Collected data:
-*-
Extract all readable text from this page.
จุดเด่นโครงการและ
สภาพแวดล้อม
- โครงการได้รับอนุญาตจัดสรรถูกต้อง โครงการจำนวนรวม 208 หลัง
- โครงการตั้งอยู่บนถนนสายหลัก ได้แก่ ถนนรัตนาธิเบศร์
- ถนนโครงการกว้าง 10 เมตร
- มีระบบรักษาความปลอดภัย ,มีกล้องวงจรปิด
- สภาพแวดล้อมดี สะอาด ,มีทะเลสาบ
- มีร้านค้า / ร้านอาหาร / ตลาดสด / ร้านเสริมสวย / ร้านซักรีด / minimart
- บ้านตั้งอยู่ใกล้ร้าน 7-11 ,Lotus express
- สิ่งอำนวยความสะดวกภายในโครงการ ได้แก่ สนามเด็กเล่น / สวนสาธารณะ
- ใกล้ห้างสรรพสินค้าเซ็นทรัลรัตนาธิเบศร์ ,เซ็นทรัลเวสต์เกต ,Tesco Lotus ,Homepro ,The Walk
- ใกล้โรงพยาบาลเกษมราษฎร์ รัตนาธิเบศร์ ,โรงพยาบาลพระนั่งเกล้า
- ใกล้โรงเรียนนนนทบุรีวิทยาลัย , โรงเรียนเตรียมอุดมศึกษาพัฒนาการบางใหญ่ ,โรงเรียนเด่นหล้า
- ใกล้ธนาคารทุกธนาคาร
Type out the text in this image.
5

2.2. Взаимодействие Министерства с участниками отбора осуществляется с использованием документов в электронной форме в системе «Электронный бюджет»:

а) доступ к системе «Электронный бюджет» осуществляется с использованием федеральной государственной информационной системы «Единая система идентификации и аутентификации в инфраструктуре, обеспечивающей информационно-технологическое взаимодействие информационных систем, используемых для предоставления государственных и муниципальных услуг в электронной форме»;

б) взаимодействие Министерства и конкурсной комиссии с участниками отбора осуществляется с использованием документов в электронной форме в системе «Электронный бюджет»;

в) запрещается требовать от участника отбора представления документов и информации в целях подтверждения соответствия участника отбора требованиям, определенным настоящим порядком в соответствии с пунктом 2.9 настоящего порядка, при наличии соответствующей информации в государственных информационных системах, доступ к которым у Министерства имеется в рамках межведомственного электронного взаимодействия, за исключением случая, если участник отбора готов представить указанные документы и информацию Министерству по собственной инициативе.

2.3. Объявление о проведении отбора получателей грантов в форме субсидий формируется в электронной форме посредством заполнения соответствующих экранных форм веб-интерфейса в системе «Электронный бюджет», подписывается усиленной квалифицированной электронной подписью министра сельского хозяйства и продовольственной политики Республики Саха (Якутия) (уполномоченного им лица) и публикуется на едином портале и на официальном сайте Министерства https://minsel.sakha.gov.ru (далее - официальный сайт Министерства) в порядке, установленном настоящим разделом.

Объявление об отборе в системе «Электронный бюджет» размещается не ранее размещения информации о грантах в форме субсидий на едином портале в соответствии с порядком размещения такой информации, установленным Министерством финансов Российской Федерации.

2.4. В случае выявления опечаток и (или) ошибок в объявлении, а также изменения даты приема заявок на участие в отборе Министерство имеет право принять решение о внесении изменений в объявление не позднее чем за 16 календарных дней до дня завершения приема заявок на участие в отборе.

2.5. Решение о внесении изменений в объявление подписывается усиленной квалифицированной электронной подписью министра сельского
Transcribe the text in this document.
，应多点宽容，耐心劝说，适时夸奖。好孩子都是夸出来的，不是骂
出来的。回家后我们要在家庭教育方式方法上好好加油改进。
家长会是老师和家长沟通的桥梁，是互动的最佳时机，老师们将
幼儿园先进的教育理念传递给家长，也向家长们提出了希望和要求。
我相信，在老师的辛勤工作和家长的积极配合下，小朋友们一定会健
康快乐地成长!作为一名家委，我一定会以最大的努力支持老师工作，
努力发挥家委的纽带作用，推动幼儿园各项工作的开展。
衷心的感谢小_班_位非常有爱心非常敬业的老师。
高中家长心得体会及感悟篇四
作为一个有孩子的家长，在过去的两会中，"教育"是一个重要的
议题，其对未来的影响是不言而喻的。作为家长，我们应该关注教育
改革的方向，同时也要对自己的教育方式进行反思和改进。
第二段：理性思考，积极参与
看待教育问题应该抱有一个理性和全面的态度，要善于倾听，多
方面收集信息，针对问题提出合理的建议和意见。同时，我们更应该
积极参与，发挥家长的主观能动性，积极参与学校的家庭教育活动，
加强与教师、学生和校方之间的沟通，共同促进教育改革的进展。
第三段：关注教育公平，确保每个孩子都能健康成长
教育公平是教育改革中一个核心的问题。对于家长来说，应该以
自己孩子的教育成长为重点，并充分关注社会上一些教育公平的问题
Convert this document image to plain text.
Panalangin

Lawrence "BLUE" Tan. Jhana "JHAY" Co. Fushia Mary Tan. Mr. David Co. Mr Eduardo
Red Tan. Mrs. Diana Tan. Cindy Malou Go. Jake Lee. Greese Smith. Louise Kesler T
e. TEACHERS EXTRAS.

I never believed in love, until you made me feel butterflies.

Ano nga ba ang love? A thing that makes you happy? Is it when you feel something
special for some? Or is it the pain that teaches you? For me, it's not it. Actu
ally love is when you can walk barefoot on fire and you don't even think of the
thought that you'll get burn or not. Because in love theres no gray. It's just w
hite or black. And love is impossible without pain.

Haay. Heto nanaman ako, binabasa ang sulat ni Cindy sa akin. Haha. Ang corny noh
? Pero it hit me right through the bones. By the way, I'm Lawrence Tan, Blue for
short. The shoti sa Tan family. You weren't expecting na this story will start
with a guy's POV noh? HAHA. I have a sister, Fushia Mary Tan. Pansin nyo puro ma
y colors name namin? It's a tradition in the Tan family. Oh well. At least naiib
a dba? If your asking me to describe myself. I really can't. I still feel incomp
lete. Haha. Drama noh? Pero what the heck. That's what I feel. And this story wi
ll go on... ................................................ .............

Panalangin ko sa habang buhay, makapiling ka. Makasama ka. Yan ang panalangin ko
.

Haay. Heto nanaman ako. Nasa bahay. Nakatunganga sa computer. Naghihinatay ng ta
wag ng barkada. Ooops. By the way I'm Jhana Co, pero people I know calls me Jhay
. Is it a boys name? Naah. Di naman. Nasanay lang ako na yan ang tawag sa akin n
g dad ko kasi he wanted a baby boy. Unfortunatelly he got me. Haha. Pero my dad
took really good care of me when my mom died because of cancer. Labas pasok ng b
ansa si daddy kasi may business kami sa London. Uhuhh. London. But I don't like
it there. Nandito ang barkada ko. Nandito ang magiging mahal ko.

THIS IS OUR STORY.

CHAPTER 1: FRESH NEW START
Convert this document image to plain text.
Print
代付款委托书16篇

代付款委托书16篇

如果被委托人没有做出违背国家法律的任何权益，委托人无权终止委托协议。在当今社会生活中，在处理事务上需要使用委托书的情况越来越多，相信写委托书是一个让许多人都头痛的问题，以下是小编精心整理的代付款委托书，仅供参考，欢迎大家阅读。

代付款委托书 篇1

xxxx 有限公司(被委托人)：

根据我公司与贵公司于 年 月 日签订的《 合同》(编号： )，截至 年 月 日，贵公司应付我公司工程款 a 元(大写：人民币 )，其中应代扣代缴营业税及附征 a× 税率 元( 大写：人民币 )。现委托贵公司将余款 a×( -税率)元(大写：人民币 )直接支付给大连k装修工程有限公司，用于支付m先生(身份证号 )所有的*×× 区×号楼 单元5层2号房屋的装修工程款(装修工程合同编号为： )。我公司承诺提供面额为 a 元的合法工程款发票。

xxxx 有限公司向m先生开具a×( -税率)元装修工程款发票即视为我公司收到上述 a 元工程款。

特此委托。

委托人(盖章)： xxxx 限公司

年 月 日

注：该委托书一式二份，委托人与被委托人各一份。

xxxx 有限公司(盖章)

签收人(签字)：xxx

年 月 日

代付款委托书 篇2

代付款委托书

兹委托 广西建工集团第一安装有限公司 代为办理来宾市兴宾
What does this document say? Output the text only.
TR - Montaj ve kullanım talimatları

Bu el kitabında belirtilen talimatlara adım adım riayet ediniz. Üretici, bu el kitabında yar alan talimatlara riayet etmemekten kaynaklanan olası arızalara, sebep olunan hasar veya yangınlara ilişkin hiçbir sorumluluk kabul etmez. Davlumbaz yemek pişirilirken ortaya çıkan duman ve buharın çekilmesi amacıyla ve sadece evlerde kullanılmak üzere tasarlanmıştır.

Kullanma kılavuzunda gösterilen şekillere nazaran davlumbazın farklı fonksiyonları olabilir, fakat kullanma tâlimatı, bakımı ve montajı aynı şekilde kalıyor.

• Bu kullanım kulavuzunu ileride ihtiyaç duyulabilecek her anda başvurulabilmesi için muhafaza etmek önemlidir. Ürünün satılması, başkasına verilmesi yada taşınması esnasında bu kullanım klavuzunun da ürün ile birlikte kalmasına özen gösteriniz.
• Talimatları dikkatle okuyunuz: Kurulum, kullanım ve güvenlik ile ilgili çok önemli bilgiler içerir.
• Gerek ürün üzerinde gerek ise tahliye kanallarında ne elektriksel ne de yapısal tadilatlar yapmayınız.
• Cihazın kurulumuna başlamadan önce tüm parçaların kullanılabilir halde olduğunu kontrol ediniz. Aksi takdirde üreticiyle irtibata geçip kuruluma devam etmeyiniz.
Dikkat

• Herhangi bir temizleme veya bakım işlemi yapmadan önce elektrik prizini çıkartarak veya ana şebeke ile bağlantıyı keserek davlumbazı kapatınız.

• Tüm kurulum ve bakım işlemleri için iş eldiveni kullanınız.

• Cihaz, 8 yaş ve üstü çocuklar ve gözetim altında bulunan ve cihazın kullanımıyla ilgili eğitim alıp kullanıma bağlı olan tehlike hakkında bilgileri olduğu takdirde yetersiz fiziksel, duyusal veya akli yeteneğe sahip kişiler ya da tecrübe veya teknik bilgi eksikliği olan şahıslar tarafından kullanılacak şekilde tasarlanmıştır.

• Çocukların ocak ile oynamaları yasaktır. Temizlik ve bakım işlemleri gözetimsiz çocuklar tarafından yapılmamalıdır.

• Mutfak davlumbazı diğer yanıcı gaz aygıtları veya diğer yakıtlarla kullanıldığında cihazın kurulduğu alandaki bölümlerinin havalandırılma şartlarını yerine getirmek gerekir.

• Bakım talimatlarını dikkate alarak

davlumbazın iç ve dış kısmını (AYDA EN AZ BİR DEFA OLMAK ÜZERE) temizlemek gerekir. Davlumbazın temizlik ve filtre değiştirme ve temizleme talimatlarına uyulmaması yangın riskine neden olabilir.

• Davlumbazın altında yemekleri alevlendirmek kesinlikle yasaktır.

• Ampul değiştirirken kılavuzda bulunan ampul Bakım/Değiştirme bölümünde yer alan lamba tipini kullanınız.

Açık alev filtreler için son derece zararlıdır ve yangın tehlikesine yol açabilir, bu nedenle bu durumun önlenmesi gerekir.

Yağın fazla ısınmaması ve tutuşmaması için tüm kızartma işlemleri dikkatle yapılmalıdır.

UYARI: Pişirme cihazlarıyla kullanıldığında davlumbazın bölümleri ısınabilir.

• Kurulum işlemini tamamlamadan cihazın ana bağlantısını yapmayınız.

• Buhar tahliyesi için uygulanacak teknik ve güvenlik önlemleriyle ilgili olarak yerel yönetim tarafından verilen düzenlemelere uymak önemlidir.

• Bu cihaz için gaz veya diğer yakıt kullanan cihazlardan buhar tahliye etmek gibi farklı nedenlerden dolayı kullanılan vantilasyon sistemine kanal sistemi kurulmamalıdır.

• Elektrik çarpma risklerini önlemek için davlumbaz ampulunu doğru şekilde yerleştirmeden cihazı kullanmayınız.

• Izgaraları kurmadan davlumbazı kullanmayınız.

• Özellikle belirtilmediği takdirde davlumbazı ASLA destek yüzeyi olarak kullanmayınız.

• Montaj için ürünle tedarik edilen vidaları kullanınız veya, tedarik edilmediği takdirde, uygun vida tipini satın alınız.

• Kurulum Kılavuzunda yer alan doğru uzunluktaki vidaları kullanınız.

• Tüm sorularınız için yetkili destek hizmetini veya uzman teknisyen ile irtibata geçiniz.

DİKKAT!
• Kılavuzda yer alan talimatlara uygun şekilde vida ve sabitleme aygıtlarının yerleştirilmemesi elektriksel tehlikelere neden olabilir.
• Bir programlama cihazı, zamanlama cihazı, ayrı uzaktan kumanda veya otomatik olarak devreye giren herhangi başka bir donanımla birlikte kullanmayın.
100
-*-
▸ **GIVEN EXERCISE**
Find and copy every line in the entries above where the string "farklı" occurs.

▸ **EXERCISE RESPONSE**
Kullanma kılavuzunda gösterilen şekillere nazaran davlumbazın farklı fonksiyonları olabilir, fakat kullanma tâlimatı, bakımı ve montajı aynı şekilde kalıyor.
• Bu cihaz için gaz veya diğer yakıt kullanan cihazlardan buhar tahliye etmek gibi farklı nedenlerden dolayı kullanılan vantilasyon sistemine kanal sistemi kurulmamalıdır.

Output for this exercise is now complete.